▶ _DIRECTIVE_: Would you return the complete listing below word for word?

▶ _Saved data entries_:
--
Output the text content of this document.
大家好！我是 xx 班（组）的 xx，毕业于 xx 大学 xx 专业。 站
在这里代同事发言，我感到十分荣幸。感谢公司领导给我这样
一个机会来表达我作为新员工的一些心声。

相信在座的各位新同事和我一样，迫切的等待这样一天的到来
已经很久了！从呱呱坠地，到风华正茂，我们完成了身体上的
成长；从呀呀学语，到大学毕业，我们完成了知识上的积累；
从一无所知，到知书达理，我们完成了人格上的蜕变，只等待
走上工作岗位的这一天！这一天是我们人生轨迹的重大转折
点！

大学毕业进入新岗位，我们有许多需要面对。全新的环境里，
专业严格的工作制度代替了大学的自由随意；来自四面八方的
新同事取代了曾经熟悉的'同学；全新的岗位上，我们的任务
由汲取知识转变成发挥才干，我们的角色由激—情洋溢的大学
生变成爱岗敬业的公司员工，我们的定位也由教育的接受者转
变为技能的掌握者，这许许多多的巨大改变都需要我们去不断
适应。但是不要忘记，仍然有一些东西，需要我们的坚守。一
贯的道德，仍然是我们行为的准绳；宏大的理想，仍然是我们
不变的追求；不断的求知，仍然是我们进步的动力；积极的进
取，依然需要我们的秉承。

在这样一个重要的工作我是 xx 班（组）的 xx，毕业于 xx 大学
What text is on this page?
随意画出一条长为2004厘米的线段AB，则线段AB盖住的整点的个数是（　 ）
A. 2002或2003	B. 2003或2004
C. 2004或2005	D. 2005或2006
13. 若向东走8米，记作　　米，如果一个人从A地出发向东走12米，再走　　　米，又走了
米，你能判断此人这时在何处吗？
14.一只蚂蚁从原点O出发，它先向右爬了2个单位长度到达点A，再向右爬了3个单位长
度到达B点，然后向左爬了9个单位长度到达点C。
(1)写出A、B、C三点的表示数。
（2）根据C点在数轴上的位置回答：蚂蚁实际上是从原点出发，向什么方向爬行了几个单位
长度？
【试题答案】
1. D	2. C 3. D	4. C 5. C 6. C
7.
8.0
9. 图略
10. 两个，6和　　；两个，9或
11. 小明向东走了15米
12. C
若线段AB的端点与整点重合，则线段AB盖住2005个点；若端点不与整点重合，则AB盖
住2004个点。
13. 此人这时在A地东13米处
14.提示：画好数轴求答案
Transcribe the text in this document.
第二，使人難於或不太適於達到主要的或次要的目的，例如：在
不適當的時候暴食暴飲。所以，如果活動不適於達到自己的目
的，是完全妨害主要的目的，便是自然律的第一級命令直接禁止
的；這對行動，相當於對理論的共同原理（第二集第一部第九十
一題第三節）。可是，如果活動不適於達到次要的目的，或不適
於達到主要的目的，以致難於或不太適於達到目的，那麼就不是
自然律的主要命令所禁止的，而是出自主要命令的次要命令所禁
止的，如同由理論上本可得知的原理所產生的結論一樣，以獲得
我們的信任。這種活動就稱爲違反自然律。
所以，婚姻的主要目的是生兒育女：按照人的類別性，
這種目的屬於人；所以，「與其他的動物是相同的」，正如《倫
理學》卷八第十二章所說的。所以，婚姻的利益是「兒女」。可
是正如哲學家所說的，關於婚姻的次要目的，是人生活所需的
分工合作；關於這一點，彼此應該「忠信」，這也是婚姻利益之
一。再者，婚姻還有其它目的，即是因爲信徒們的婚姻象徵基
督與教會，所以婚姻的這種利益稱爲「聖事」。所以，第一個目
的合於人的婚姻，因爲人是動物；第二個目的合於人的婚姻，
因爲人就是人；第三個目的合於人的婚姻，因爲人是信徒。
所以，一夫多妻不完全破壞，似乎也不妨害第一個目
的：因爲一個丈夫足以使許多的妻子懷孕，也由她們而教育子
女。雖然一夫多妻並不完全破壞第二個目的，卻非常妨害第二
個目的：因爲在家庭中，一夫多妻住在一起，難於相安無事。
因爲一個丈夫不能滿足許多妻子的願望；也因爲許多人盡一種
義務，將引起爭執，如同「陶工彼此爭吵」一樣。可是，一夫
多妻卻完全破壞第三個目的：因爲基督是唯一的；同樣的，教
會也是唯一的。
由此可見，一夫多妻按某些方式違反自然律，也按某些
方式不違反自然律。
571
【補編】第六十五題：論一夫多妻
--
▶ _WORKED ANSWER_:
Output the text content of this document.
大家好！我是 xx 班（组）的 xx，毕业于 xx 大学 xx 专业。 站
在这里代同事发言，我感到十分荣幸。感谢公司领导给我这样
一个机会来表达我作为新员工的一些心声。

相信在座的各位新同事和我一样，迫切的等待这样一天的到来
已经很久了！从呱呱坠地，到风华正茂，我们完成了身体上的
成长；从呀呀学语，到大学毕业，我们完成了知识上的积累；
从一无所知，到知书达理，我们完成了人格上的蜕变，只等待
走上工作岗位的这一天！这一天是我们人生轨迹的重大转折
点！

大学毕业进入新岗位，我们有许多需要面对。全新的环境里，
专业严格的工作制度代替了大学的自由随意；来自四面八方的
新同事取代了曾经熟悉的'同学；全新的岗位上，我们的任务
由汲取知识转变成发挥才干，我们的角色由激—情洋溢的大学
生变成爱岗敬业的公司员工，我们的定位也由教育的接受者转
变为技能的掌握者，这许许多多的巨大改变都需要我们去不断
适应。但是不要忘记，仍然有一些东西，需要我们的坚守。一
贯的道德，仍然是我们行为的准绳；宏大的理想，仍然是我们
不变的追求；不断的求知，仍然是我们进步的动力；积极的进
取，依然需要我们的秉承。

在这样一个重要的工作我是 xx 班（组）的 xx，毕业于 xx 大学
What text is on this page?
随意画出一条长为2004厘米的线段AB，则线段AB盖住的整点的个数是（　 ）
A. 2002或2003	B. 2003或2004
C. 2004或2005	D. 2005或2006
13. 若向东走8米，记作　　米，如果一个人从A地出发向东走12米，再走　　　米，又走了
米，你能判断此人这时在何处吗？
14.一只蚂蚁从原点O出发，它先向右爬了2个单位长度到达点A，再向右爬了3个单位长
度到达B点，然后向左爬了9个单位长度到达点C。
(1)写出A、B、C三点的表示数。
（2）根据C点在数轴上的位置回答：蚂蚁实际上是从原点出发，向什么方向爬行了几个单位
长度？
【试题答案】
1. D	2. C 3. D	4. C 5. C 6. C
7.
8.0
9. 图略
10. 两个，6和　　；两个，9或
11. 小明向东走了15米
12. C
若线段AB的端点与整点重合，则线段AB盖住2005个点；若端点不与整点重合，则AB盖
住2004个点。
13. 此人这时在A地东13米处
14.提示：画好数轴求答案
Transcribe the text in this document.
第二，使人難於或不太適於達到主要的或次要的目的，例如：在
不適當的時候暴食暴飲。所以，如果活動不適於達到自己的目
的，是完全妨害主要的目的，便是自然律的第一級命令直接禁止
的；這對行動，相當於對理論的共同原理（第二集第一部第九十
一題第三節）。可是，如果活動不適於達到次要的目的，或不適
於達到主要的目的，以致難於或不太適於達到目的，那麼就不是
自然律的主要命令所禁止的，而是出自主要命令的次要命令所禁
止的，如同由理論上本可得知的原理所產生的結論一樣，以獲得
我們的信任。這種活動就稱爲違反自然律。
所以，婚姻的主要目的是生兒育女：按照人的類別性，
這種目的屬於人；所以，「與其他的動物是相同的」，正如《倫
理學》卷八第十二章所說的。所以，婚姻的利益是「兒女」。可
是正如哲學家所說的，關於婚姻的次要目的，是人生活所需的
分工合作；關於這一點，彼此應該「忠信」，這也是婚姻利益之
一。再者，婚姻還有其它目的，即是因爲信徒們的婚姻象徵基
督與教會，所以婚姻的這種利益稱爲「聖事」。所以，第一個目
的合於人的婚姻，因爲人是動物；第二個目的合於人的婚姻，
因爲人就是人；第三個目的合於人的婚姻，因爲人是信徒。
所以，一夫多妻不完全破壞，似乎也不妨害第一個目
的：因爲一個丈夫足以使許多的妻子懷孕，也由她們而教育子
女。雖然一夫多妻並不完全破壞第二個目的，卻非常妨害第二
個目的：因爲在家庭中，一夫多妻住在一起，難於相安無事。
因爲一個丈夫不能滿足許多妻子的願望；也因爲許多人盡一種
義務，將引起爭執，如同「陶工彼此爭吵」一樣。可是，一夫
多妻卻完全破壞第三個目的：因爲基督是唯一的；同樣的，教
會也是唯一的。
由此可見，一夫多妻按某些方式違反自然律，也按某些
方式不違反自然律。
571
【補編】第六十五題：論一夫多妻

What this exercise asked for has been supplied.